▸ Instruction
Write out the material again exactly, please, and omit the pictures.
════════════════════
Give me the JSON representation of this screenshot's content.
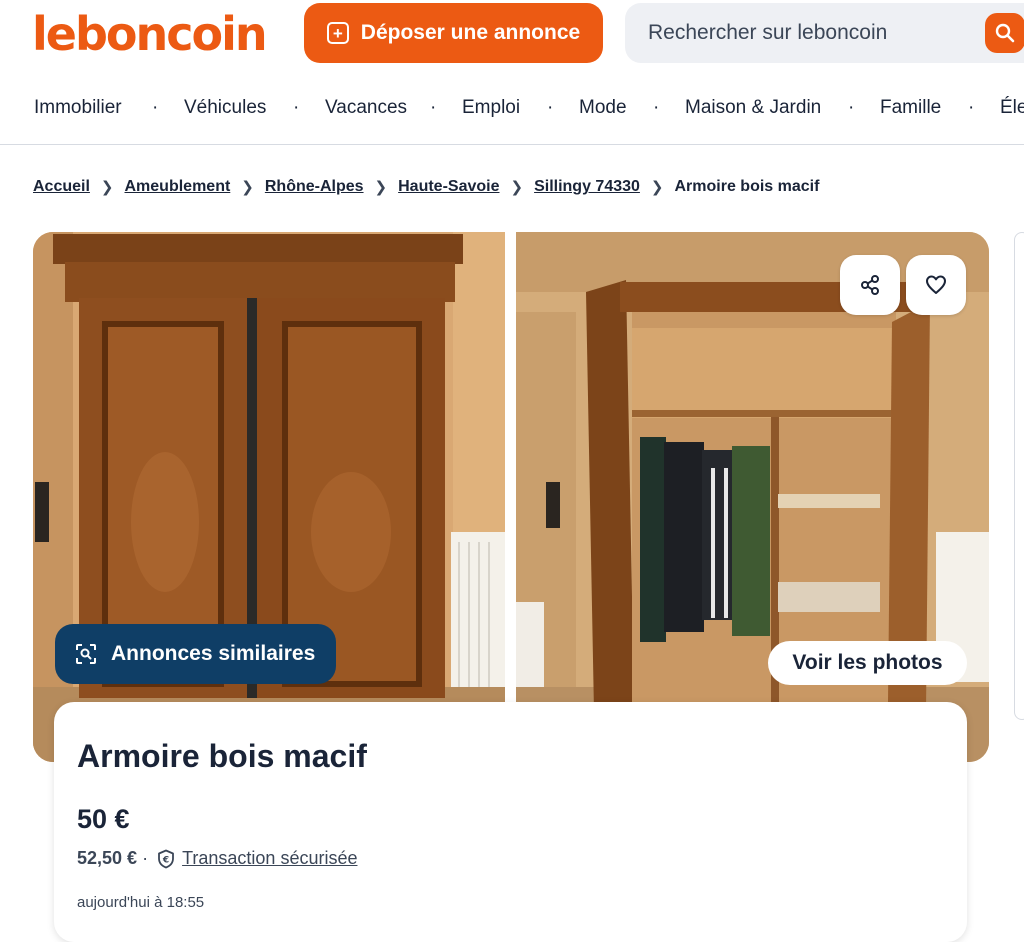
{
  "header": {
    "logo_text": "leboncoin",
    "post_label": "Déposer une annonce",
    "search_placeholder": "Rechercher sur leboncoin",
    "brand_color": "#ec5a13"
  },
  "nav": {
    "items": [
      "Immobilier",
      "Véhicules",
      "Vacances",
      "Emploi",
      "Mode",
      "Maison & Jardin",
      "Famille",
      "Éle"
    ],
    "separator": "·"
  },
  "breadcrumb": {
    "items": [
      "Accueil",
      "Ameublement",
      "Rhône-Alpes",
      "Haute-Savoie",
      "Sillingy 74330"
    ],
    "current": "Armoire bois macif"
  },
  "gallery": {
    "similar_label": "Annonces similaires",
    "see_photos_label": "Voir les photos",
    "share_icon": "share-icon",
    "favorite_icon": "heart-icon"
  },
  "listing": {
    "title": "Armoire bois macif",
    "price": "50 €",
    "price_with_fees": "52,50 €",
    "secure_label": "Transaction sécurisée",
    "posted": "aujourd'hui à 18:55"
  }
}
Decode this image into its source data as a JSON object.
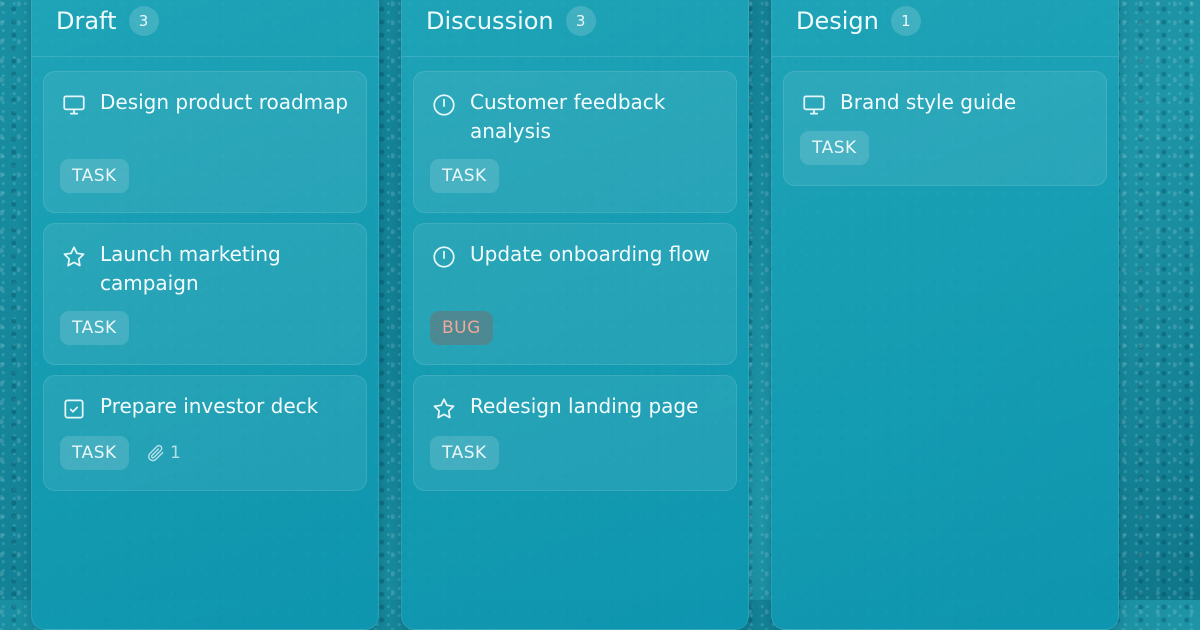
{
  "columns": [
    {
      "title": "Draft",
      "count": "3",
      "cards": [
        {
          "title": "Design product roadmap",
          "icon": "monitor-icon",
          "tag": "TASK"
        },
        {
          "title": "Launch marketing campaign",
          "icon": "star-icon",
          "tag": "TASK"
        },
        {
          "title": "Prepare investor deck",
          "icon": "checkbox-icon",
          "tag": "TASK",
          "attachments": "1"
        }
      ]
    },
    {
      "title": "Discussion",
      "count": "3",
      "cards": [
        {
          "title": "Customer feedback analysis",
          "icon": "clock-icon",
          "tag": "TASK"
        },
        {
          "title": "Update onboarding flow",
          "icon": "clock-icon",
          "tag": "BUG"
        },
        {
          "title": "Redesign landing page",
          "icon": "star-icon",
          "tag": "TASK"
        }
      ]
    },
    {
      "title": "Design",
      "count": "1",
      "cards": [
        {
          "title": "Brand style guide",
          "icon": "monitor-icon",
          "tag": "TASK"
        }
      ]
    }
  ],
  "colors": {
    "accent": "#17a0b8",
    "bug_tag_text": "#f0a99b"
  }
}
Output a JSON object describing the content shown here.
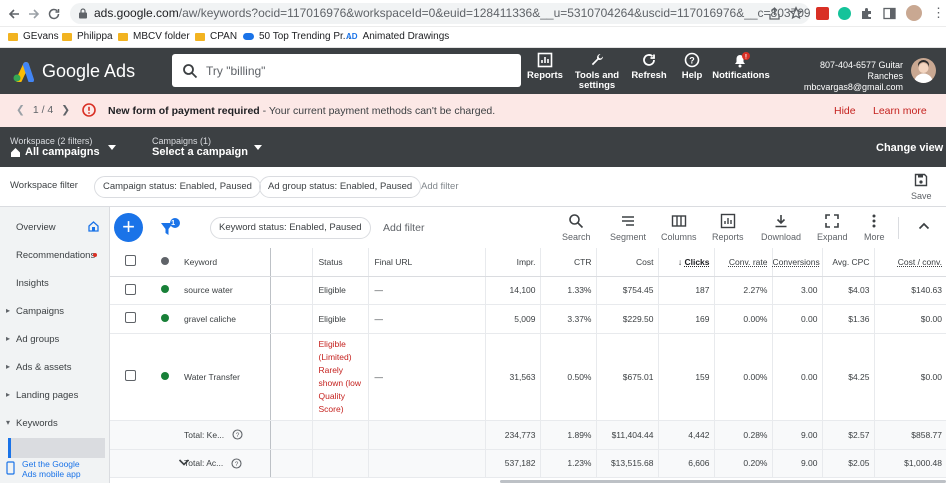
{
  "browser": {
    "url_host": "ads.google.com",
    "url_path": "/aw/keywords?ocid=117016976&workspaceId=0&euid=128411336&__u=5310704264&uscid=117016976&__c=8037092624&authuser...",
    "bookmarks": [
      {
        "label": "GEvans",
        "icon": "folder-icon"
      },
      {
        "label": "Philippa",
        "icon": "folder-icon"
      },
      {
        "label": "MBCV folder",
        "icon": "folder-icon"
      },
      {
        "label": "CPAN",
        "icon": "folder-icon"
      },
      {
        "label": "50 Top Trending Pr...",
        "icon": "cloud-icon"
      },
      {
        "label": "Animated Drawings",
        "icon": "ad-icon"
      }
    ]
  },
  "header": {
    "brand": "Google Ads",
    "search_placeholder": "Try \"billing\"",
    "buttons": [
      {
        "label": "Reports",
        "icon": "reports-icon"
      },
      {
        "label": "Tools and settings",
        "icon": "wrench-icon"
      },
      {
        "label": "Refresh",
        "icon": "refresh-icon"
      },
      {
        "label": "Help",
        "icon": "help-icon"
      },
      {
        "label": "Notifications",
        "icon": "bell-icon"
      }
    ],
    "account_line1": "807-404-6577 Guitar Ranches",
    "account_line2": "mbcvargas8@gmail.com"
  },
  "alert": {
    "pager": "1 / 4",
    "title": "New form of payment required",
    "message": " - Your current payment methods can't be charged.",
    "hide": "Hide",
    "learn_more": "Learn more"
  },
  "workspace": {
    "workspace_label": "Workspace (2 filters)",
    "workspace_value": "All campaigns",
    "campaigns_label": "Campaigns (1)",
    "campaigns_value": "Select a campaign",
    "change_view": "Change view"
  },
  "filters": {
    "label": "Workspace filter",
    "chips": [
      "Campaign status: Enabled, Paused",
      "Ad group status: Enabled, Paused"
    ],
    "add": "Add filter",
    "save": "Save"
  },
  "sidebar": {
    "items": [
      "Overview",
      "Recommendations",
      "Insights",
      "Campaigns",
      "Ad groups",
      "Ads & assets",
      "Landing pages",
      "Keywords"
    ],
    "mobile_line1": "Get the Google",
    "mobile_line2": "Ads mobile app"
  },
  "toolbar": {
    "filter_count": "1",
    "keyword_chip": "Keyword status: Enabled, Paused",
    "add_filter": "Add filter",
    "tools": [
      "Search",
      "Segment",
      "Columns",
      "Reports",
      "Download",
      "Expand",
      "More"
    ]
  },
  "table": {
    "headers": [
      "Keyword",
      "Status",
      "Final URL",
      "Impr.",
      "CTR",
      "Cost",
      "Clicks",
      "Conv. rate",
      "Conversions",
      "Avg. CPC",
      "Cost / conv."
    ],
    "rows": [
      {
        "keyword": "source water",
        "status": "Eligible",
        "url": "—",
        "impr": "14,100",
        "ctr": "1.33%",
        "cost": "$754.45",
        "clicks": "187",
        "convrate": "2.27%",
        "conv": "3.00",
        "cpc": "$4.03",
        "costconv": "$140.63"
      },
      {
        "keyword": "gravel caliche",
        "status": "Eligible",
        "url": "—",
        "impr": "5,009",
        "ctr": "3.37%",
        "cost": "$229.50",
        "clicks": "169",
        "convrate": "0.00%",
        "conv": "0.00",
        "cpc": "$1.36",
        "costconv": "$0.00"
      },
      {
        "keyword": "Water Transfer",
        "status": "Eligible (Limited) Rarely shown (low Quality Score)",
        "url": "—",
        "impr": "31,563",
        "ctr": "0.50%",
        "cost": "$675.01",
        "clicks": "159",
        "convrate": "0.00%",
        "conv": "0.00",
        "cpc": "$4.25",
        "costconv": "$0.00"
      }
    ],
    "totals": [
      {
        "label": "Total: Ke...",
        "impr": "234,773",
        "ctr": "1.89%",
        "cost": "$11,404.44",
        "clicks": "4,442",
        "convrate": "0.28%",
        "conv": "9.00",
        "cpc": "$2.57",
        "costconv": "$858.77"
      },
      {
        "label": "Total: Ac...",
        "impr": "537,182",
        "ctr": "1.23%",
        "cost": "$13,515.68",
        "clicks": "6,606",
        "convrate": "0.20%",
        "conv": "9.00",
        "cpc": "$2.05",
        "costconv": "$1,000.48"
      }
    ]
  },
  "colors": {
    "accent": "#1a73e8",
    "header_bg": "#3c4043",
    "alert_bg": "#fce8e6",
    "eligible_dot": "#188038",
    "limited_text": "#c5221f"
  }
}
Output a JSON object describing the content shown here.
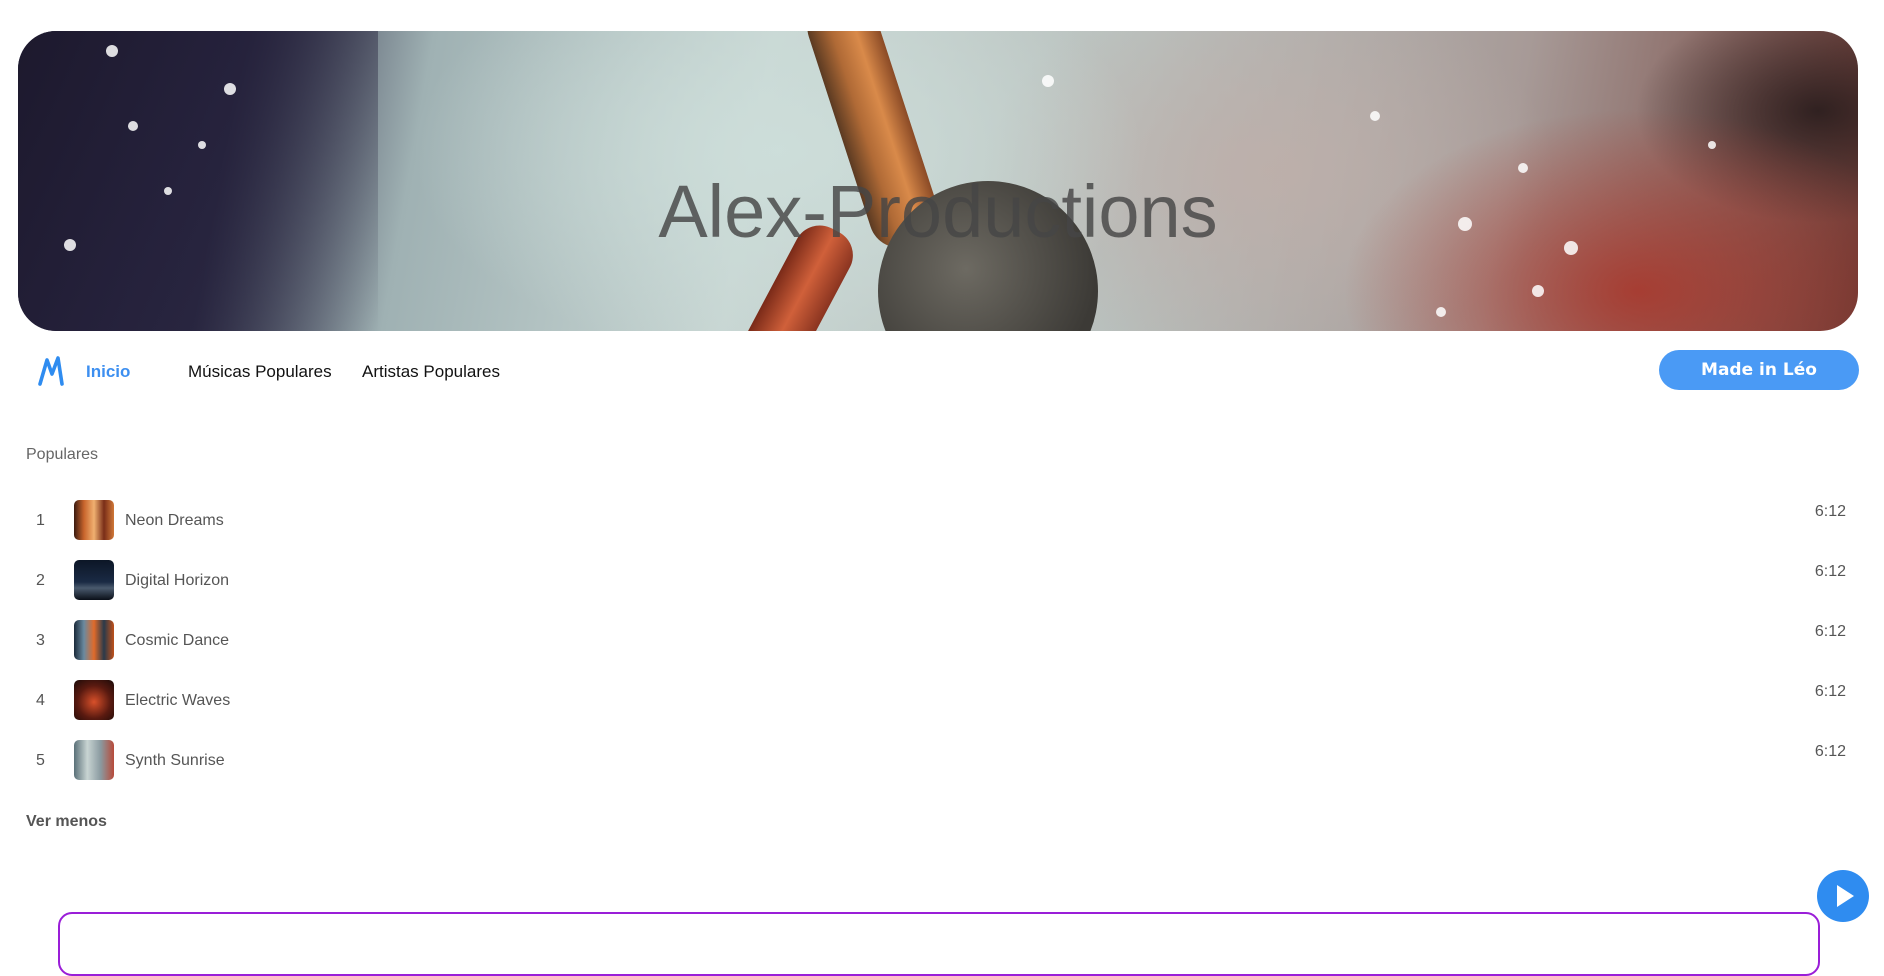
{
  "hero": {
    "title": "Alex-Productions"
  },
  "nav": {
    "logo_icon": "m-logo-icon",
    "links": [
      {
        "label": "Inicio",
        "active": true
      },
      {
        "label": "Músicas Populares",
        "active": false
      },
      {
        "label": "Artistas Populares",
        "active": false
      }
    ],
    "made_button": "Made in Léo"
  },
  "popular": {
    "title": "Populares",
    "tracks": [
      {
        "num": "1",
        "name": "Neon Dreams",
        "duration": "6:12"
      },
      {
        "num": "2",
        "name": "Digital Horizon",
        "duration": "6:12"
      },
      {
        "num": "3",
        "name": "Cosmic Dance",
        "duration": "6:12"
      },
      {
        "num": "4",
        "name": "Electric Waves",
        "duration": "6:12"
      },
      {
        "num": "5",
        "name": "Synth Sunrise",
        "duration": "6:12"
      }
    ],
    "toggle_label": "Ver menos"
  },
  "player": {
    "play_icon": "play-icon"
  },
  "colors": {
    "accent": "#4a9af5",
    "panel_border": "#9a1ed8"
  }
}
════════════════════
▸ Output below
Give me the JSON representation of this screenshot's content.
{
  "header": {
    "logo_text": "leboncoin",
    "post_label": "Déposer une annonce",
    "search_placeholder": "Rechercher sur leboncoin",
    "brand_color": "#ec5a13"
  },
  "nav": {
    "items": [
      "Immobilier",
      "Véhicules",
      "Vacances",
      "Emploi",
      "Mode",
      "Maison & Jardin",
      "Famille",
      "Éle"
    ],
    "separator": "·"
  },
  "breadcrumb": {
    "items": [
      "Accueil",
      "Ameublement",
      "Rhône-Alpes",
      "Haute-Savoie",
      "Sillingy 74330"
    ],
    "current": "Armoire bois macif"
  },
  "gallery": {
    "similar_label": "Annonces similaires",
    "see_photos_label": "Voir les photos",
    "share_icon": "share-icon",
    "favorite_icon": "heart-icon"
  },
  "listing": {
    "title": "Armoire bois macif",
    "price": "50 €",
    "price_with_fees": "52,50 €",
    "secure_label": "Transaction sécurisée",
    "posted": "aujourd'hui à 18:55"
  }
}
Decode this image into its source data as a JSON object.
{
  "columns": [
    {
      "title": "Draft",
      "count": "3",
      "cards": [
        {
          "title": "Design product roadmap",
          "icon": "monitor-icon",
          "tag": "TASK"
        },
        {
          "title": "Launch marketing campaign",
          "icon": "star-icon",
          "tag": "TASK"
        },
        {
          "title": "Prepare investor deck",
          "icon": "checkbox-icon",
          "tag": "TASK",
          "attachments": "1"
        }
      ]
    },
    {
      "title": "Discussion",
      "count": "3",
      "cards": [
        {
          "title": "Customer feedback analysis",
          "icon": "clock-icon",
          "tag": "TASK"
        },
        {
          "title": "Update onboarding flow",
          "icon": "clock-icon",
          "tag": "BUG"
        },
        {
          "title": "Redesign landing page",
          "icon": "star-icon",
          "tag": "TASK"
        }
      ]
    },
    {
      "title": "Design",
      "count": "1",
      "cards": [
        {
          "title": "Brand style guide",
          "icon": "monitor-icon",
          "tag": "TASK"
        }
      ]
    }
  ],
  "colors": {
    "accent": "#17a0b8",
    "bug_tag_text": "#f0a99b"
  }
}
Output a JSON object describing the content shown here.
{
  "browser": {
    "url_host": "ads.google.com",
    "url_path": "/aw/keywords?ocid=117016976&workspaceId=0&euid=128411336&__u=5310704264&uscid=117016976&__c=8037092624&authuser...",
    "bookmarks": [
      {
        "label": "GEvans",
        "icon": "folder-icon"
      },
      {
        "label": "Philippa",
        "icon": "folder-icon"
      },
      {
        "label": "MBCV folder",
        "icon": "folder-icon"
      },
      {
        "label": "CPAN",
        "icon": "folder-icon"
      },
      {
        "label": "50 Top Trending Pr...",
        "icon": "cloud-icon"
      },
      {
        "label": "Animated Drawings",
        "icon": "ad-icon"
      }
    ]
  },
  "header": {
    "brand": "Google Ads",
    "search_placeholder": "Try \"billing\"",
    "buttons": [
      {
        "label": "Reports",
        "icon": "reports-icon"
      },
      {
        "label": "Tools and settings",
        "icon": "wrench-icon"
      },
      {
        "label": "Refresh",
        "icon": "refresh-icon"
      },
      {
        "label": "Help",
        "icon": "help-icon"
      },
      {
        "label": "Notifications",
        "icon": "bell-icon"
      }
    ],
    "account_line1": "807-404-6577 Guitar Ranches",
    "account_line2": "mbcvargas8@gmail.com"
  },
  "alert": {
    "pager": "1 / 4",
    "title": "New form of payment required",
    "message": " - Your current payment methods can't be charged.",
    "hide": "Hide",
    "learn_more": "Learn more"
  },
  "workspace": {
    "workspace_label": "Workspace (2 filters)",
    "workspace_value": "All campaigns",
    "campaigns_label": "Campaigns (1)",
    "campaigns_value": "Select a campaign",
    "change_view": "Change view"
  },
  "filters": {
    "label": "Workspace filter",
    "chips": [
      "Campaign status: Enabled, Paused",
      "Ad group status: Enabled, Paused"
    ],
    "add": "Add filter",
    "save": "Save"
  },
  "sidebar": {
    "items": [
      "Overview",
      "Recommendations",
      "Insights",
      "Campaigns",
      "Ad groups",
      "Ads & assets",
      "Landing pages",
      "Keywords"
    ],
    "mobile_line1": "Get the Google",
    "mobile_line2": "Ads mobile app"
  },
  "toolbar": {
    "filter_count": "1",
    "keyword_chip": "Keyword status: Enabled, Paused",
    "add_filter": "Add filter",
    "tools": [
      "Search",
      "Segment",
      "Columns",
      "Reports",
      "Download",
      "Expand",
      "More"
    ]
  },
  "table": {
    "headers": [
      "Keyword",
      "Status",
      "Final URL",
      "Impr.",
      "CTR",
      "Cost",
      "Clicks",
      "Conv. rate",
      "Conversions",
      "Avg. CPC",
      "Cost / conv."
    ],
    "rows": [
      {
        "keyword": "source water",
        "status": "Eligible",
        "url": "—",
        "impr": "14,100",
        "ctr": "1.33%",
        "cost": "$754.45",
        "clicks": "187",
        "convrate": "2.27%",
        "conv": "3.00",
        "cpc": "$4.03",
        "costconv": "$140.63"
      },
      {
        "keyword": "gravel caliche",
        "status": "Eligible",
        "url": "—",
        "impr": "5,009",
        "ctr": "3.37%",
        "cost": "$229.50",
        "clicks": "169",
        "convrate": "0.00%",
        "conv": "0.00",
        "cpc": "$1.36",
        "costconv": "$0.00"
      },
      {
        "keyword": "Water Transfer",
        "status": "Eligible (Limited) Rarely shown (low Quality Score)",
        "url": "—",
        "impr": "31,563",
        "ctr": "0.50%",
        "cost": "$675.01",
        "clicks": "159",
        "convrate": "0.00%",
        "conv": "0.00",
        "cpc": "$4.25",
        "costconv": "$0.00"
      }
    ],
    "totals": [
      {
        "label": "Total: Ke...",
        "impr": "234,773",
        "ctr": "1.89%",
        "cost": "$11,404.44",
        "clicks": "4,442",
        "convrate": "0.28%",
        "conv": "9.00",
        "cpc": "$2.57",
        "costconv": "$858.77"
      },
      {
        "label": "Total: Ac...",
        "impr": "537,182",
        "ctr": "1.23%",
        "cost": "$13,515.68",
        "clicks": "6,606",
        "convrate": "0.20%",
        "conv": "9.00",
        "cpc": "$2.05",
        "costconv": "$1,000.48"
      }
    ]
  },
  "colors": {
    "accent": "#1a73e8",
    "header_bg": "#3c4043",
    "alert_bg": "#fce8e6",
    "eligible_dot": "#188038",
    "limited_text": "#c5221f"
  }
}
Output a JSON object describing the content shown here.
{
  "hero": {
    "title": "Alex-Productions"
  },
  "nav": {
    "logo_icon": "m-logo-icon",
    "links": [
      {
        "label": "Inicio",
        "active": true
      },
      {
        "label": "Músicas Populares",
        "active": false
      },
      {
        "label": "Artistas Populares",
        "active": false
      }
    ],
    "made_button": "Made in Léo"
  },
  "popular": {
    "title": "Populares",
    "tracks": [
      {
        "num": "1",
        "name": "Neon Dreams",
        "duration": "6:12"
      },
      {
        "num": "2",
        "name": "Digital Horizon",
        "duration": "6:12"
      },
      {
        "num": "3",
        "name": "Cosmic Dance",
        "duration": "6:12"
      },
      {
        "num": "4",
        "name": "Electric Waves",
        "duration": "6:12"
      },
      {
        "num": "5",
        "name": "Synth Sunrise",
        "duration": "6:12"
      }
    ],
    "toggle_label": "Ver menos"
  },
  "player": {
    "play_icon": "play-icon"
  },
  "colors": {
    "accent": "#4a9af5",
    "panel_border": "#9a1ed8"
  }
}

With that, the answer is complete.